- Passage provided
We used to save up bits of the chemicals we used in our weekly Chemistry class lab, and after a few weeks when we had a good variety, put them all in the crucible (or beaker, or whatever we had), give 'em a good stir, and see what came out. Amazingly enough, we did not burn down the school.

Ah, the heady days of hood-riding. Belly down on your friend’s car’s hood, grab hold of the windshield wipers (or whatever), tuck your feet into the headlight-wells (or whatever) and then – WHEEEE! Your friend drives like a maniac, trying to fling you off, ignoring your pleas to slow down, because just before he took off you shouted (like an eejit), “Whatever I say to the contary, show no mercy!”

If your friend was a true friend, he’d slow down a bit (but not by much) when both of your legs had lost their purchase. Stopping, of course, involved slamming on the brakes and the unstoppable (except by pavement) force of inertia and momentum.

Remind me again as to how we didn’t break any bones?

Overall, I had a pretty sane (read: boring) high school experience (except for the German exchange, but that’s several different stories). Fourth of July my senior year, though, my boyfriend’s friends asked me to go with them to buy fireworks. My BF and his friends were juniors and 17, I was 18 and could legally buy fireworks (in Illinois, anyway). So we drove from Milwaukee to the fireworks barn that was just inside the Illinois border, picked up some Roman candles and a shitload of bottle rockets and headed back. Most of the rest of the evening was spent sticking bottle rockets into hot dogs and pieces of chocolate cake to see if they’d blow up. After dark, we drove to my dad’s house. He’s a very sound sleeper, and the backyard was low-lying and soggy; the perfect place to set off the Roman candles. Afterwards, we still had tons of bottle rockets left. We lived in a very quiet, conservative, upper-middle class suburb, and we knew that if we just started setting them off, the cops would be called in a second. How could we keep the cops from finding us? The answer was obvious: become a moving target. We drove around in my parents’ car with two empty soda cans, a lighter and the bottle rockets. Stick a bottle rocket in a soda can, light it, and hold it out the window. HAH! TRY AND CATCH US NOW, COPPERS!! :smiley:

I’m 43 years old and I still think stuff like this is funny :D. Like the kids who took the C off Chardon High.

Forgot to mention that me and my friends were the brains behind the underground newspaper, which was published about four times a year. We had bounties on our heads too, for the rotten things we said about our fellow students, and our rotten poetry :smiley: Good times.

- Provided data

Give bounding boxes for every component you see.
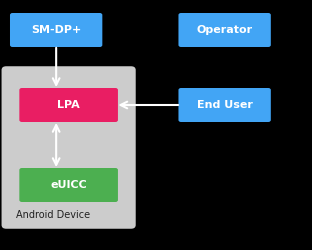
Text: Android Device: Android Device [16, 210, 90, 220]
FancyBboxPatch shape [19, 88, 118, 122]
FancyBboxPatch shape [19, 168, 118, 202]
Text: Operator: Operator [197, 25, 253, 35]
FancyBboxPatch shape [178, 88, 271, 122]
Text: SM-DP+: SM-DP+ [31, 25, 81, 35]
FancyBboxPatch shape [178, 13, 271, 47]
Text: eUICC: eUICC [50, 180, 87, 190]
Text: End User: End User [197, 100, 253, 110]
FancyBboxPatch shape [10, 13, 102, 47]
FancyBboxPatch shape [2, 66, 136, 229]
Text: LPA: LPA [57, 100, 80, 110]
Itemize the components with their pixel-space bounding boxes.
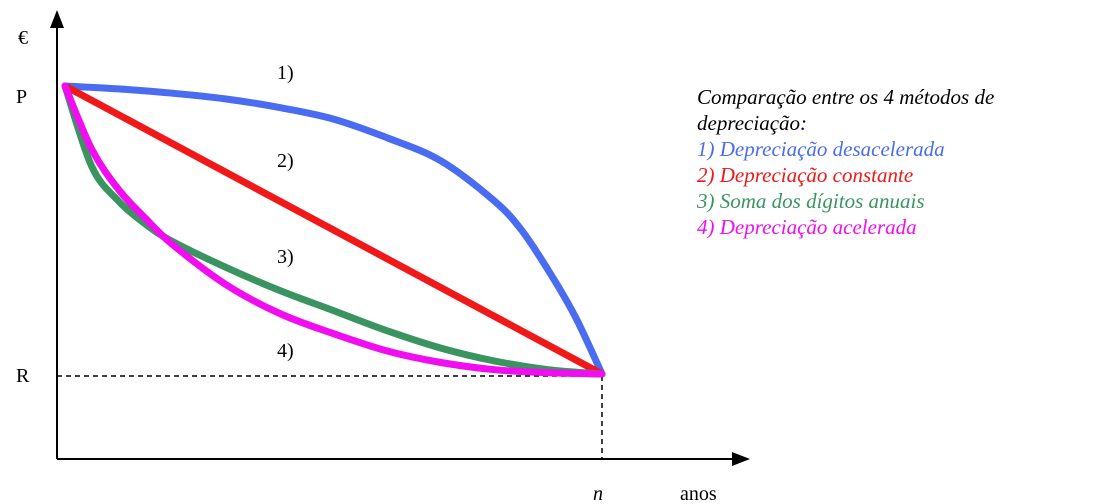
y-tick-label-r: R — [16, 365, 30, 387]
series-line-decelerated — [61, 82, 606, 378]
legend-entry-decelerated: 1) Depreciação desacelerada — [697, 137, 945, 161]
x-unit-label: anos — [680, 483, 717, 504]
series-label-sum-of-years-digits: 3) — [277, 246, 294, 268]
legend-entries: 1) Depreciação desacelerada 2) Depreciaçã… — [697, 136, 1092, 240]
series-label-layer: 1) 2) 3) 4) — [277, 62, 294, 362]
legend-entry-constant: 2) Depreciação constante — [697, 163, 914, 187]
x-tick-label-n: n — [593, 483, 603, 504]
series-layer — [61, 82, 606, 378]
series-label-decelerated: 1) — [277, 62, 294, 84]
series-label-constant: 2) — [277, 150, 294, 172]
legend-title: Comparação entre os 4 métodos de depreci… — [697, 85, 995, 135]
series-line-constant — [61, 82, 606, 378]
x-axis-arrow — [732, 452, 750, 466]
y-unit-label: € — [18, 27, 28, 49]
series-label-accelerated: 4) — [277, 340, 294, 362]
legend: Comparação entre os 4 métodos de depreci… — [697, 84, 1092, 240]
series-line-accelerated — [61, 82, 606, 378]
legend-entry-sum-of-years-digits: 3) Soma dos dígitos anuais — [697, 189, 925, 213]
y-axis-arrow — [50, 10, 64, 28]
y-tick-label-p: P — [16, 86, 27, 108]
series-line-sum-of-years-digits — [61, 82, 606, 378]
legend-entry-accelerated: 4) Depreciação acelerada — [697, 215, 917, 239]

- Work instructions
A – In the reminiscence about teenage stunts, condense the paragraph beginning "Ah, the heady days of hood-riding" into a short bulleted list that keeps its main facts.
B – Echo the part of the records that opens with the line containing "Text: Android Device: Android" and closes with the line containing "FancyBboxPatch shape [178, 13, 271, 47]", changing nothing.
The text and the records come from unrelated sources.

- Results by task
A –
- Hood-riding meant lying belly down on a friend's car hood, gripping the windshield wipers and tucking your feet into the headlight wells.
- The friend then drove like a maniac, trying to fling you off.
- Your pleas to slow down were ignored, because before setting off you had shouted that he should show no mercy, whatever you said.

B –
Text: Android Device: Android Device [16, 210, 90, 220]
FancyBboxPatch shape [19, 88, 118, 122]
FancyBboxPatch shape [19, 168, 118, 202]
Text: Operator: Operator [197, 25, 253, 35]
FancyBboxPatch shape [178, 88, 271, 122]
Text: SM-DP+: SM-DP+ [31, 25, 81, 35]
FancyBboxPatch shape [178, 13, 271, 47]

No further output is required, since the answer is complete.